**What to produce**
Work out how many lines of the data hold the string "text", and reply with that number alone.

##### Records supplied #####

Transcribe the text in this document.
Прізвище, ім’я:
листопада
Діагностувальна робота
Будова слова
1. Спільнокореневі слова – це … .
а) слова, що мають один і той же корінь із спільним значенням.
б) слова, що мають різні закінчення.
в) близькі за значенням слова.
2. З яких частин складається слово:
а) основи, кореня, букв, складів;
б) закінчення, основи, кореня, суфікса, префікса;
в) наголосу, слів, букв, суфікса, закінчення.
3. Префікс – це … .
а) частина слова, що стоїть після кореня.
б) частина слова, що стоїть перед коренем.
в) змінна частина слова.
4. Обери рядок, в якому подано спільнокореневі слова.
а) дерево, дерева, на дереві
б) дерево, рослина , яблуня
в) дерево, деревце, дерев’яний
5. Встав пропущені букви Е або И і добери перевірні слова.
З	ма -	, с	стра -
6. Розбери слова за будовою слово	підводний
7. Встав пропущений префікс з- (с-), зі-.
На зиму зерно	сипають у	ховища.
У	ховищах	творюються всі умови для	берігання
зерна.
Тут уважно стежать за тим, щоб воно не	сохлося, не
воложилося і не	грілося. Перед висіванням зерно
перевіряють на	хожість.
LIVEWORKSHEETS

#####
##### Records supplied #####

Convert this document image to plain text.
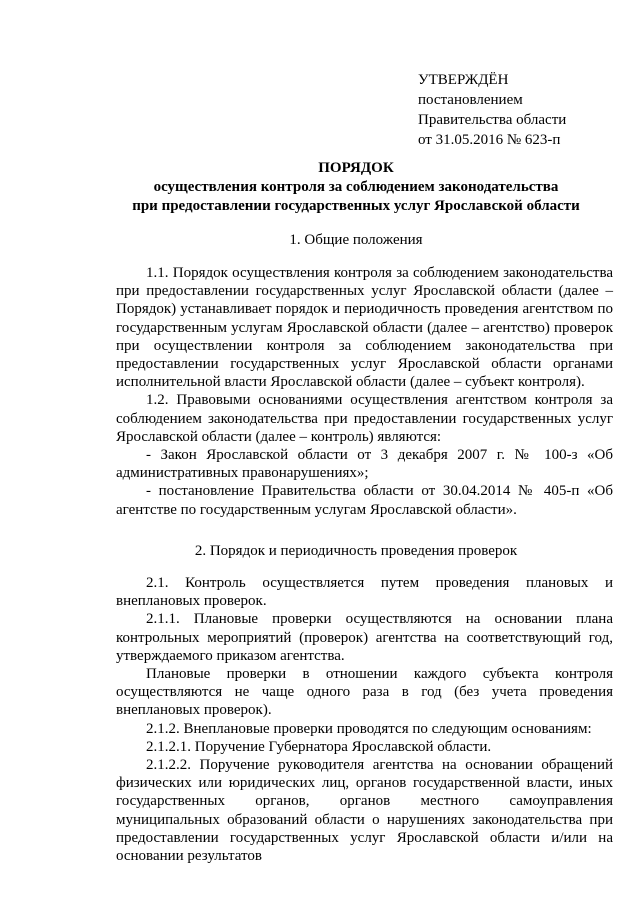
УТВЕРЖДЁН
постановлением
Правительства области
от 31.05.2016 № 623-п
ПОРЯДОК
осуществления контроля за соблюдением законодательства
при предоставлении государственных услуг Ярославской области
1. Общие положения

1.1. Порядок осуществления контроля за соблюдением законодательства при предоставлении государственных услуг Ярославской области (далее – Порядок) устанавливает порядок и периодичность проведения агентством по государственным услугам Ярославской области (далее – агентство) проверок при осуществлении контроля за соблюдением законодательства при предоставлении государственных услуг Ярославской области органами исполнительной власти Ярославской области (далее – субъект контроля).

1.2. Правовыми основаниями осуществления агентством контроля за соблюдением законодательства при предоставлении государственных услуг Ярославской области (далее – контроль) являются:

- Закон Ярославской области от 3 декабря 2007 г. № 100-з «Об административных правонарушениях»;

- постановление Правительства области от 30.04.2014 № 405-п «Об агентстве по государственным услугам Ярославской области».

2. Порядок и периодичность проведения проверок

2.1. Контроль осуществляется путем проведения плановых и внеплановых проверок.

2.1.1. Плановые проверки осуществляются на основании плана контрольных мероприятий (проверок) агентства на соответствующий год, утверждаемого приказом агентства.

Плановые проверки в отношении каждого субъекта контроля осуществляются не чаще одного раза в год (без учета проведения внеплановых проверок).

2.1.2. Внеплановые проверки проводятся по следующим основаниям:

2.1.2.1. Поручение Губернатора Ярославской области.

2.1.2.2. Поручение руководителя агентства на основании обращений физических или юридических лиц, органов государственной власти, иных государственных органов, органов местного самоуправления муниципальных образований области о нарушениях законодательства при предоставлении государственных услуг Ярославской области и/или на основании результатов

#####

**Result**
2